WHAT THIS TASK INVOLVES ::
Give all of the lines again, with nothing added or dropped.

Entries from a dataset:
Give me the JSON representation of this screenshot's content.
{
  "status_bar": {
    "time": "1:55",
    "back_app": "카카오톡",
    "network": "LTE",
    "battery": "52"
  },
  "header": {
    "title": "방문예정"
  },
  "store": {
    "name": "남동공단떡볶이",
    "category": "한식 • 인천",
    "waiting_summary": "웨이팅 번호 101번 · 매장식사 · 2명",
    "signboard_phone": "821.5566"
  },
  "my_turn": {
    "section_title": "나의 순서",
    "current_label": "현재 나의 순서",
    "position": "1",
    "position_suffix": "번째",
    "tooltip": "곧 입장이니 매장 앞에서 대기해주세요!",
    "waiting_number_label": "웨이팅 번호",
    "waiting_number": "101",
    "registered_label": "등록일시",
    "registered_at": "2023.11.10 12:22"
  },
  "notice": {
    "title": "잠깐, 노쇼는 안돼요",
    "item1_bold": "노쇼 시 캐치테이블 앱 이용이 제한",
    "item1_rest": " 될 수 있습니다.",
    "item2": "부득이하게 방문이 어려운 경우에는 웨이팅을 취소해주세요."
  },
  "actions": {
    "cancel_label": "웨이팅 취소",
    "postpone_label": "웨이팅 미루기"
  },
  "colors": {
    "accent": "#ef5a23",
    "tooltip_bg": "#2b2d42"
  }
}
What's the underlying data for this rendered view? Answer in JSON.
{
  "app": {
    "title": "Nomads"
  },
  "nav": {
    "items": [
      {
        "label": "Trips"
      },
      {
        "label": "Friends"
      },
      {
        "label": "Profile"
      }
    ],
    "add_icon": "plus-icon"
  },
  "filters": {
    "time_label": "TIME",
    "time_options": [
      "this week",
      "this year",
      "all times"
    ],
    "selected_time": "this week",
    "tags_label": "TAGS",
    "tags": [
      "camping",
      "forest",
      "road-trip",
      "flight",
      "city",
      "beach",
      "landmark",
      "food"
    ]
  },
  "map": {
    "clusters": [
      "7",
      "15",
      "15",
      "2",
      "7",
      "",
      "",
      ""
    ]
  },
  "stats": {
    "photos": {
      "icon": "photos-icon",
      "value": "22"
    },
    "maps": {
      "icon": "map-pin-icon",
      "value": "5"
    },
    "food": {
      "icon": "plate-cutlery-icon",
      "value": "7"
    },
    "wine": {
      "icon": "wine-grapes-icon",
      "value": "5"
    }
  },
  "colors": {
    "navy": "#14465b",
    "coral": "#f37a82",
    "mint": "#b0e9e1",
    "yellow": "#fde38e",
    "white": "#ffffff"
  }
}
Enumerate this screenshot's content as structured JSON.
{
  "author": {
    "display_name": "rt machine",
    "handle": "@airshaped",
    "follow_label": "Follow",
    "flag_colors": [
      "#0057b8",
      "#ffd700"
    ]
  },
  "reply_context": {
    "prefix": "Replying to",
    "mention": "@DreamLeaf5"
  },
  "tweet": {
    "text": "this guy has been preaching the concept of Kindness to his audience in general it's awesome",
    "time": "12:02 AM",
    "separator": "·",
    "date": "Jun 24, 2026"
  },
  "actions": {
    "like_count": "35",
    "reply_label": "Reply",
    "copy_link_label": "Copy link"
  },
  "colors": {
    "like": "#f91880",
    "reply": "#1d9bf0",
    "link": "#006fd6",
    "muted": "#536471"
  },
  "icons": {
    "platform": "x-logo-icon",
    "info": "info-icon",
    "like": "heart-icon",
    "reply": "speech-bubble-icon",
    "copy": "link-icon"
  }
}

RESULT FOR THIS TASK ::
Give me the JSON representation of this screenshot's content.
{
  "status_bar": {
    "time": "1:55",
    "back_app": "카카오톡",
    "network": "LTE",
    "battery": "52"
  },
  "header": {
    "title": "방문예정"
  },
  "store": {
    "name": "남동공단떡볶이",
    "category": "한식 • 인천",
    "waiting_summary": "웨이팅 번호 101번 · 매장식사 · 2명",
    "signboard_phone": "821.5566"
  },
  "my_turn": {
    "section_title": "나의 순서",
    "current_label": "현재 나의 순서",
    "position": "1",
    "position_suffix": "번째",
    "tooltip": "곧 입장이니 매장 앞에서 대기해주세요!",
    "waiting_number_label": "웨이팅 번호",
    "waiting_number": "101",
    "registered_label": "등록일시",
    "registered_at": "2023.11.10 12:22"
  },
  "notice": {
    "title": "잠깐, 노쇼는 안돼요",
    "item1_bold": "노쇼 시 캐치테이블 앱 이용이 제한",
    "item1_rest": " 될 수 있습니다.",
    "item2": "부득이하게 방문이 어려운 경우에는 웨이팅을 취소해주세요."
  },
  "actions": {
    "cancel_label": "웨이팅 취소",
    "postpone_label": "웨이팅 미루기"
  },
  "colors": {
    "accent": "#ef5a23",
    "tooltip_bg": "#2b2d42"
  }
}
What's the underlying data for this rendered view? Answer in JSON.
{
  "app": {
    "title": "Nomads"
  },
  "nav": {
    "items": [
      {
        "label": "Trips"
      },
      {
        "label": "Friends"
      },
      {
        "label": "Profile"
      }
    ],
    "add_icon": "plus-icon"
  },
  "filters": {
    "time_label": "TIME",
    "time_options": [
      "this week",
      "this year",
      "all times"
    ],
    "selected_time": "this week",
    "tags_label": "TAGS",
    "tags": [
      "camping",
      "forest",
      "road-trip",
      "flight",
      "city",
      "beach",
      "landmark",
      "food"
    ]
  },
  "map": {
    "clusters": [
      "7",
      "15",
      "15",
      "2",
      "7",
      "",
      "",
      ""
    ]
  },
  "stats": {
    "photos": {
      "icon": "photos-icon",
      "value": "22"
    },
    "maps": {
      "icon": "map-pin-icon",
      "value": "5"
    },
    "food": {
      "icon": "plate-cutlery-icon",
      "value": "7"
    },
    "wine": {
      "icon": "wine-grapes-icon",
      "value": "5"
    }
  },
  "colors": {
    "navy": "#14465b",
    "coral": "#f37a82",
    "mint": "#b0e9e1",
    "yellow": "#fde38e",
    "white": "#ffffff"
  }
}
Enumerate this screenshot's content as structured JSON.
{
  "author": {
    "display_name": "rt machine",
    "handle": "@airshaped",
    "follow_label": "Follow",
    "flag_colors": [
      "#0057b8",
      "#ffd700"
    ]
  },
  "reply_context": {
    "prefix": "Replying to",
    "mention": "@DreamLeaf5"
  },
  "tweet": {
    "text": "this guy has been preaching the concept of Kindness to his audience in general it's awesome",
    "time": "12:02 AM",
    "separator": "·",
    "date": "Jun 24, 2026"
  },
  "actions": {
    "like_count": "35",
    "reply_label": "Reply",
    "copy_link_label": "Copy link"
  },
  "colors": {
    "like": "#f91880",
    "reply": "#1d9bf0",
    "link": "#006fd6",
    "muted": "#536471"
  },
  "icons": {
    "platform": "x-logo-icon",
    "info": "info-icon",
    "like": "heart-icon",
    "reply": "speech-bubble-icon",
    "copy": "link-icon"
  }
}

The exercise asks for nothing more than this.